Count every line of the material that holds the string "this". Respond with the total only.

====== Data listing

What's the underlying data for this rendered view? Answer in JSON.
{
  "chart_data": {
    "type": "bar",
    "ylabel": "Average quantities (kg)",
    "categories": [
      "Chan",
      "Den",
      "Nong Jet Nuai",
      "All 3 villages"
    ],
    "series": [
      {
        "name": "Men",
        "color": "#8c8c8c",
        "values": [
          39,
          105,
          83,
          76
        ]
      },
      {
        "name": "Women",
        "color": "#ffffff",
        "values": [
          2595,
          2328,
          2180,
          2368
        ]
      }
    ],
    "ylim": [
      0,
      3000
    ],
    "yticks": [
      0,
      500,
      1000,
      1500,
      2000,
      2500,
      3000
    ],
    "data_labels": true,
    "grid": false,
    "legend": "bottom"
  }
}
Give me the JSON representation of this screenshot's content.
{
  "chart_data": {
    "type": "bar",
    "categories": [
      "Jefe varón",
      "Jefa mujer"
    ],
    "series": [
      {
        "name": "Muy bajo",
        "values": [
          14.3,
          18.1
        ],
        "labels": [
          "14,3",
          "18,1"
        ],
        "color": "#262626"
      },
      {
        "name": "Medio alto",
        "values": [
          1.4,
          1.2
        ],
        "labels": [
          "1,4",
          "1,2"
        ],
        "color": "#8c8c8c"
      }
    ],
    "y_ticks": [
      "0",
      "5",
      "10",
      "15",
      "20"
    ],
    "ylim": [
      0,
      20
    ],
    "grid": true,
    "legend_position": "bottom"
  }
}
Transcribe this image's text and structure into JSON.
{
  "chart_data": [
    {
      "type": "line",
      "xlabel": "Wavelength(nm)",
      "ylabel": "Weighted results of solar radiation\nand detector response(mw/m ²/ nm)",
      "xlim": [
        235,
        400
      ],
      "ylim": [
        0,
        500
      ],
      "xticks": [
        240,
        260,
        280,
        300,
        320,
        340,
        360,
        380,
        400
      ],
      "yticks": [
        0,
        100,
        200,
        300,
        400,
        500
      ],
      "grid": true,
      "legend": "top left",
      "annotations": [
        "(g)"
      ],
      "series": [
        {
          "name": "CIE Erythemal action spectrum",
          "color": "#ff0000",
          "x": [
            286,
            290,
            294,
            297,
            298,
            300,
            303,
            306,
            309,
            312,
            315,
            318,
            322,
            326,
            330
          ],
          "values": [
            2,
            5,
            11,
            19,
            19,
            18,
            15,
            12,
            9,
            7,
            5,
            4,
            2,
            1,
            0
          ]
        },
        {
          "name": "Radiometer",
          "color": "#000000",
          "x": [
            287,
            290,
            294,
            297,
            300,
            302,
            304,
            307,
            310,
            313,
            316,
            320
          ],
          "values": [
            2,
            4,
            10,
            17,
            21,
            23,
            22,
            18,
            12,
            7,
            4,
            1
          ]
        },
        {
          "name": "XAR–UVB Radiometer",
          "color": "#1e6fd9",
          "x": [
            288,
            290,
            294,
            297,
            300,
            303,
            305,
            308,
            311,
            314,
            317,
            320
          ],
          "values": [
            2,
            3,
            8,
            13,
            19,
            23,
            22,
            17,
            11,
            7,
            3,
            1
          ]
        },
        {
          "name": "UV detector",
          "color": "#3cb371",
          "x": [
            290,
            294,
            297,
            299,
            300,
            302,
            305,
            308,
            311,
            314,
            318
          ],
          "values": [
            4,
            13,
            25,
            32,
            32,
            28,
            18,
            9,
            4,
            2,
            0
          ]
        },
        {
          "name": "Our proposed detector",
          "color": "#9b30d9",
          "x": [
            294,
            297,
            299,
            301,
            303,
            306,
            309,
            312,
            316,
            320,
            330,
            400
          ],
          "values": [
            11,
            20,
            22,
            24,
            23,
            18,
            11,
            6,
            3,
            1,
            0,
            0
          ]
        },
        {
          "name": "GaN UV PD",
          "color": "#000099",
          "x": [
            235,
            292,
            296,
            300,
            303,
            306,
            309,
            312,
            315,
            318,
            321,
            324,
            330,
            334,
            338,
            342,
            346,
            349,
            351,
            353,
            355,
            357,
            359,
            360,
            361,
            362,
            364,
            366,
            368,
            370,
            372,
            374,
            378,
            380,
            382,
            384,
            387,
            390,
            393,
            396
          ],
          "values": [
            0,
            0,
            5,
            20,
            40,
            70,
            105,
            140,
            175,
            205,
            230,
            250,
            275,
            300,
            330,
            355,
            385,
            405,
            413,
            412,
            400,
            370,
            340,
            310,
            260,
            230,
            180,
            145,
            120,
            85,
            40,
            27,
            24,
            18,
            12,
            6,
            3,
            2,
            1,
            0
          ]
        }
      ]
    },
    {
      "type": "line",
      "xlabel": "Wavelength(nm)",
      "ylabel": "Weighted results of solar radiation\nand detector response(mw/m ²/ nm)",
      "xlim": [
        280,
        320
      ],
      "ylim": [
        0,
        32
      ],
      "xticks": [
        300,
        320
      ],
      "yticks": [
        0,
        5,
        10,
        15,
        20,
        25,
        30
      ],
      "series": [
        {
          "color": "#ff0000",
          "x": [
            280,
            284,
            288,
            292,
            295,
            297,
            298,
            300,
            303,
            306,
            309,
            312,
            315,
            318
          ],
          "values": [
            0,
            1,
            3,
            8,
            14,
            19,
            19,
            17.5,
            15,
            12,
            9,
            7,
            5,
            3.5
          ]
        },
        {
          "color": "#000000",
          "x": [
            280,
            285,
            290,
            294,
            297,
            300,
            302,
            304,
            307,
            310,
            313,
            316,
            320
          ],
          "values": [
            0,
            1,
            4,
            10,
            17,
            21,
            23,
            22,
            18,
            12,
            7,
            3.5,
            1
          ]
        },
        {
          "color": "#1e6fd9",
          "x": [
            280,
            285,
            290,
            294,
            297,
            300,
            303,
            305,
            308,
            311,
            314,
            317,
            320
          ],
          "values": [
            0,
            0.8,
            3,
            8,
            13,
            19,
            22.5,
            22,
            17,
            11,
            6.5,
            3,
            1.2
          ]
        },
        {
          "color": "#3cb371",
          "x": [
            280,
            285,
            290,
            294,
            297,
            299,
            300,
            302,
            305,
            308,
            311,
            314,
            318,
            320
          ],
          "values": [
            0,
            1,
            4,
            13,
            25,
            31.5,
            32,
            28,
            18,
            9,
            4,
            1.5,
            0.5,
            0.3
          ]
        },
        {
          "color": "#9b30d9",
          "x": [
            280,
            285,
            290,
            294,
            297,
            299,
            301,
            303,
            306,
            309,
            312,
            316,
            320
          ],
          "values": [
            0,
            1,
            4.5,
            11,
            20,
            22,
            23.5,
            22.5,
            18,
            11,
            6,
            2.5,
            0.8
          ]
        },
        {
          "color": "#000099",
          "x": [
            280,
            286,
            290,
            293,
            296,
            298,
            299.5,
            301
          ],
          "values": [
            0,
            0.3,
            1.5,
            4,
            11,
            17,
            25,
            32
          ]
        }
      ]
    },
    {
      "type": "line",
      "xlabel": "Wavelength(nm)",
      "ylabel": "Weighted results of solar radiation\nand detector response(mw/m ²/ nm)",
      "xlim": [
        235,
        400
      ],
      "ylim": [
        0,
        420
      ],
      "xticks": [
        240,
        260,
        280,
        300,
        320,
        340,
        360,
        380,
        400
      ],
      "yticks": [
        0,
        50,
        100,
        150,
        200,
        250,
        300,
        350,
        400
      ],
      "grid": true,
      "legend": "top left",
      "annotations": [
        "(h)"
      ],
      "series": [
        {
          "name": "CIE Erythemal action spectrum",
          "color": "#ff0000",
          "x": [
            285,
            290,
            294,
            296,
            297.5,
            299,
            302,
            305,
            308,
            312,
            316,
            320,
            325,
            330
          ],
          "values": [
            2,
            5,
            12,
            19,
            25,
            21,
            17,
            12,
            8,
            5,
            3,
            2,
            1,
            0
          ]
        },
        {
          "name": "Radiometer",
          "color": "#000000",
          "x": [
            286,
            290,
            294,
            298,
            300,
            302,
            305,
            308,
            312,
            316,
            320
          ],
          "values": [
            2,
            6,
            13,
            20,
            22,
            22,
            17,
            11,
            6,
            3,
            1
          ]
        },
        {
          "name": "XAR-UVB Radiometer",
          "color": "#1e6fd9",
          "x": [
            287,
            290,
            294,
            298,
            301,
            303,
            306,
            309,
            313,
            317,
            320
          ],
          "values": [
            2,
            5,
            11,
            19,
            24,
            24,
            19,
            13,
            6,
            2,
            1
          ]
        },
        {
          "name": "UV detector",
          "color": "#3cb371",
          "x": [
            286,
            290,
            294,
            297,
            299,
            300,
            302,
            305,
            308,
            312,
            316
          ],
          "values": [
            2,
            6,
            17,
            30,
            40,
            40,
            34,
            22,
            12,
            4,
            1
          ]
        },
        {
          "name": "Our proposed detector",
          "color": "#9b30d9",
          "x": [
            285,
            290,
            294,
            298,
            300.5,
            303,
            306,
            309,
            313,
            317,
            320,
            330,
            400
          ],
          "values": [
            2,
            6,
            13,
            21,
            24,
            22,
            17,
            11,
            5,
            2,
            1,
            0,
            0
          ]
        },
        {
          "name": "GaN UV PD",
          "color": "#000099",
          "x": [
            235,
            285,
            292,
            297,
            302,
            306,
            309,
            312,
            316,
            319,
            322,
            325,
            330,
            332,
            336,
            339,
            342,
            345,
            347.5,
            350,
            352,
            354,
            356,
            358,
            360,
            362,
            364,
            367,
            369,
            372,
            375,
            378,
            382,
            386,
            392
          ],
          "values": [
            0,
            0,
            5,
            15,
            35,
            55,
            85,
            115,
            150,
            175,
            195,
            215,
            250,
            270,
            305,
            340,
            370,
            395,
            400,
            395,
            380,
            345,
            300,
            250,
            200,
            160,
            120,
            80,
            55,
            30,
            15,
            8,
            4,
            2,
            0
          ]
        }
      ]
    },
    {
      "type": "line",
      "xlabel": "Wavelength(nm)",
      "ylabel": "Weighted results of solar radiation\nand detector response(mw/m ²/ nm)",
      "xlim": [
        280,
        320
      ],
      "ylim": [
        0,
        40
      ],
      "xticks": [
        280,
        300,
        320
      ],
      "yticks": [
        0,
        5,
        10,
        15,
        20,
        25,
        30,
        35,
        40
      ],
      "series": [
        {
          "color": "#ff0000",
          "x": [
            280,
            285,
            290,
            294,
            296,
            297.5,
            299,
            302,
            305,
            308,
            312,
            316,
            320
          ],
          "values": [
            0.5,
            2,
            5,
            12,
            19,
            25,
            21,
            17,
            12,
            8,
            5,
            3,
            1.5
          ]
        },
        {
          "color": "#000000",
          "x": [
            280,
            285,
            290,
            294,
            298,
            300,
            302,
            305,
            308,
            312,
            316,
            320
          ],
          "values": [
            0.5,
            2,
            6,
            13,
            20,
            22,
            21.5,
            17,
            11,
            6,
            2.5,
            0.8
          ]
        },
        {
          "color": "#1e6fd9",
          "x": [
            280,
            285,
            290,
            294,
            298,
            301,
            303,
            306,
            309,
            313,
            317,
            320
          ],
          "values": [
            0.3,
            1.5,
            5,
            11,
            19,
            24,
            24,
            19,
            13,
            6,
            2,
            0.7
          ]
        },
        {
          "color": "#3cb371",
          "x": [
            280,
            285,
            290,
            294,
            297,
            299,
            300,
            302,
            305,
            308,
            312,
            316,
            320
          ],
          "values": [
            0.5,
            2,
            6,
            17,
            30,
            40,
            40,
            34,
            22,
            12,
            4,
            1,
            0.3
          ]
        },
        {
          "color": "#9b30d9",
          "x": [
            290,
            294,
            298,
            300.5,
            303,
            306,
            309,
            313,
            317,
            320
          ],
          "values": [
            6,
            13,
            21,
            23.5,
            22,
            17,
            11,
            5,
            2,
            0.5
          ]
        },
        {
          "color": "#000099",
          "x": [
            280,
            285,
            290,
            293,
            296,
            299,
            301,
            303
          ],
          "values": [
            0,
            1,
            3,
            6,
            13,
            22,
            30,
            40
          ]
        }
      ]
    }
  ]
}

============

Task output
3